(begin)

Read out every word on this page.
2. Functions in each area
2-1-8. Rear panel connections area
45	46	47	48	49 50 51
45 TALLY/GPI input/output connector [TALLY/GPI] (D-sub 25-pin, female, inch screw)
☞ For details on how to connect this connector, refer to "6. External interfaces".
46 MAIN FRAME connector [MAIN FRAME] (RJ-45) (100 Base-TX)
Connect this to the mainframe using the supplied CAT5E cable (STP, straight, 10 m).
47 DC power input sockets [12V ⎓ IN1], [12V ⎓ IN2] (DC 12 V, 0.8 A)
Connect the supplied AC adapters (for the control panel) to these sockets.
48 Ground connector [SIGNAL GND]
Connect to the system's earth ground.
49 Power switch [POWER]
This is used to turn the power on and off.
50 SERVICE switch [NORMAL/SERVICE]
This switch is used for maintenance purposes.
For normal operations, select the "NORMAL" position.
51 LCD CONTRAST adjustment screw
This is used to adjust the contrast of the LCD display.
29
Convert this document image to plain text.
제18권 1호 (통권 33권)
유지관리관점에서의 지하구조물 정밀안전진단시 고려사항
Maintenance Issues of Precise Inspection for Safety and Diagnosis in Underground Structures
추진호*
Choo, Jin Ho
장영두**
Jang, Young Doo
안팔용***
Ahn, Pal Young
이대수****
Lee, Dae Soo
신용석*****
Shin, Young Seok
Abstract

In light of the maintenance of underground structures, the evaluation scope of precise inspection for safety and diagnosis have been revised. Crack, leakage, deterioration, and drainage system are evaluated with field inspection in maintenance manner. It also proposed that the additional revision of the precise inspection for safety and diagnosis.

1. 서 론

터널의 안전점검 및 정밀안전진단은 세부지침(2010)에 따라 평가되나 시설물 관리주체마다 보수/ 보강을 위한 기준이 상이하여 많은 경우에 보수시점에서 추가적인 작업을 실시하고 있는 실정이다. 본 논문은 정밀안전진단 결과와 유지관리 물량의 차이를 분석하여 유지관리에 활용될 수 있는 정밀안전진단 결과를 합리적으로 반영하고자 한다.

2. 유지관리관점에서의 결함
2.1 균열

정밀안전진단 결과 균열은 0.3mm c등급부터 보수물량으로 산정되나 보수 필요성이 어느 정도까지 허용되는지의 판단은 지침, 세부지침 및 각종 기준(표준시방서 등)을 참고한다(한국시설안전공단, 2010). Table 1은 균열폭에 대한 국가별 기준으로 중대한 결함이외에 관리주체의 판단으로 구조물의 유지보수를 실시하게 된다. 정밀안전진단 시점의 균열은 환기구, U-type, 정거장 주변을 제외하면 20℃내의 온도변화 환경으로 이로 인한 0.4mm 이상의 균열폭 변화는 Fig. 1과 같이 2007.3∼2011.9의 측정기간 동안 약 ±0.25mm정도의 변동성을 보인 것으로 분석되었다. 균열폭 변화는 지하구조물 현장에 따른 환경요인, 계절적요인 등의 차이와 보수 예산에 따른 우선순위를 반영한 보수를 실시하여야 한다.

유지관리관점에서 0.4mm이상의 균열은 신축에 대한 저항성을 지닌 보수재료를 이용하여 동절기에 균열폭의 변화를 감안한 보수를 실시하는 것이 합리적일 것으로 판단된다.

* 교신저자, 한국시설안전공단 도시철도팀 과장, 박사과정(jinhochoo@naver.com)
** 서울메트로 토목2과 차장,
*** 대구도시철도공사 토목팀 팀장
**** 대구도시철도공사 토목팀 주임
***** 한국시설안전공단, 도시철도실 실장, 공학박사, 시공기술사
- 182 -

(end)

## Task description
Return, from the data, each line that has the word "한국시설안전공단" in it.

## Answer to the problem
정밀안전진단 결과 균열은 0.3mm c등급부터 보수물량으로 산정되나 보수 필요성이 어느 정도까지 허용되는지의 판단은 지침, 세부지침 및 각종 기준(표준시방서 등)을 참고한다(한국시설안전공단, 2010). Table 1은 균열폭에 대한 국가별 기준으로 중대한 결함이외에 관리주체의 판단으로 구조물의 유지보수를 실시하게 된다. 정밀안전진단 시점의 균열은 환기구, U-type, 정거장 주변을 제외하면 20℃내의 온도변화 환경으로 이로 인한 0.4mm 이상의 균열폭 변화는 Fig. 1과 같이 2007.3∼2011.9의 측정기간 동안 약 ±0.25mm정도의 변동성을 보인 것으로 분석되었다. 균열폭 변화는 지하구조물 현장에 따른 환경요인, 계절적요인 등의 차이와 보수 예산에 따른 우선순위를 반영한 보수를 실시하여야 한다.
* 교신저자, 한국시설안전공단 도시철도팀 과장, 박사과정(jinhochoo@naver.com)
***** 한국시설안전공단, 도시철도실 실장, 공학박사, 시공기술사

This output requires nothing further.